## Figure contents as structured data:
***

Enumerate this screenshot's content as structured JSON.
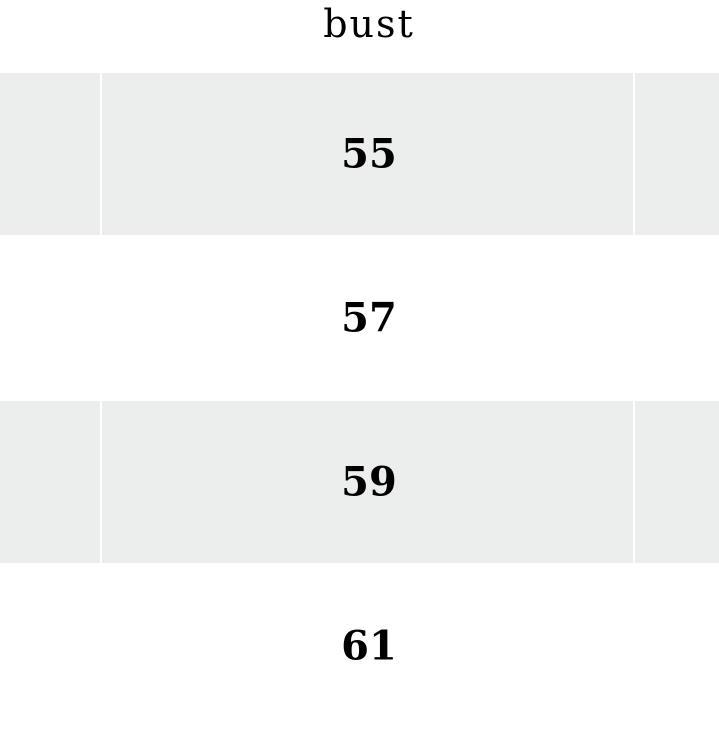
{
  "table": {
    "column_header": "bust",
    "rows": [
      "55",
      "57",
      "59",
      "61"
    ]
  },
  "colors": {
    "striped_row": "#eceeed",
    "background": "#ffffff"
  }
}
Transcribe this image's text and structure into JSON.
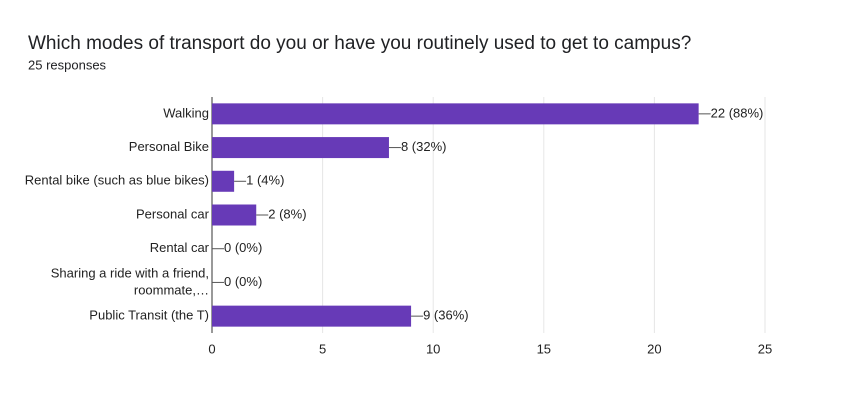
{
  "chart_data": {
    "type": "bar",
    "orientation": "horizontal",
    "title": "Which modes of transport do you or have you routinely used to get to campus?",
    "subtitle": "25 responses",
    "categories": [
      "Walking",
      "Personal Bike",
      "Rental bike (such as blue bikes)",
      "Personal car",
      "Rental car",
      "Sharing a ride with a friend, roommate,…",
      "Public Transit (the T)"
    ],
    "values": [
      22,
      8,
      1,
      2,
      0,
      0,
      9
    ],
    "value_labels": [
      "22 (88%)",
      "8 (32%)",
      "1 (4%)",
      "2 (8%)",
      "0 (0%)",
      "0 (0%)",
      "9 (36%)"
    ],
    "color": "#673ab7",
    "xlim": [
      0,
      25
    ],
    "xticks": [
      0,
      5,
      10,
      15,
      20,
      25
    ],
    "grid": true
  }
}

***

Copy the entries above faithfully and omit every image.

Enumerate this screenshot's content as structured JSON.
{
  "table": {
    "column_header": "bust",
    "rows": [
      "55",
      "57",
      "59",
      "61"
    ]
  },
  "colors": {
    "striped_row": "#eceeed",
    "background": "#ffffff"
  }
}
Transcribe this image's text and structure into JSON.
{
  "chart_data": {
    "type": "bar",
    "orientation": "horizontal",
    "title": "Which modes of transport do you or have you routinely used to get to campus?",
    "subtitle": "25 responses",
    "categories": [
      "Walking",
      "Personal Bike",
      "Rental bike (such as blue bikes)",
      "Personal car",
      "Rental car",
      "Sharing a ride with a friend, roommate,…",
      "Public Transit (the T)"
    ],
    "values": [
      22,
      8,
      1,
      2,
      0,
      0,
      9
    ],
    "value_labels": [
      "22 (88%)",
      "8 (32%)",
      "1 (4%)",
      "2 (8%)",
      "0 (0%)",
      "0 (0%)",
      "9 (36%)"
    ],
    "color": "#673ab7",
    "xlim": [
      0,
      25
    ],
    "xticks": [
      0,
      5,
      10,
      15,
      20,
      25
    ],
    "grid": true
  }
}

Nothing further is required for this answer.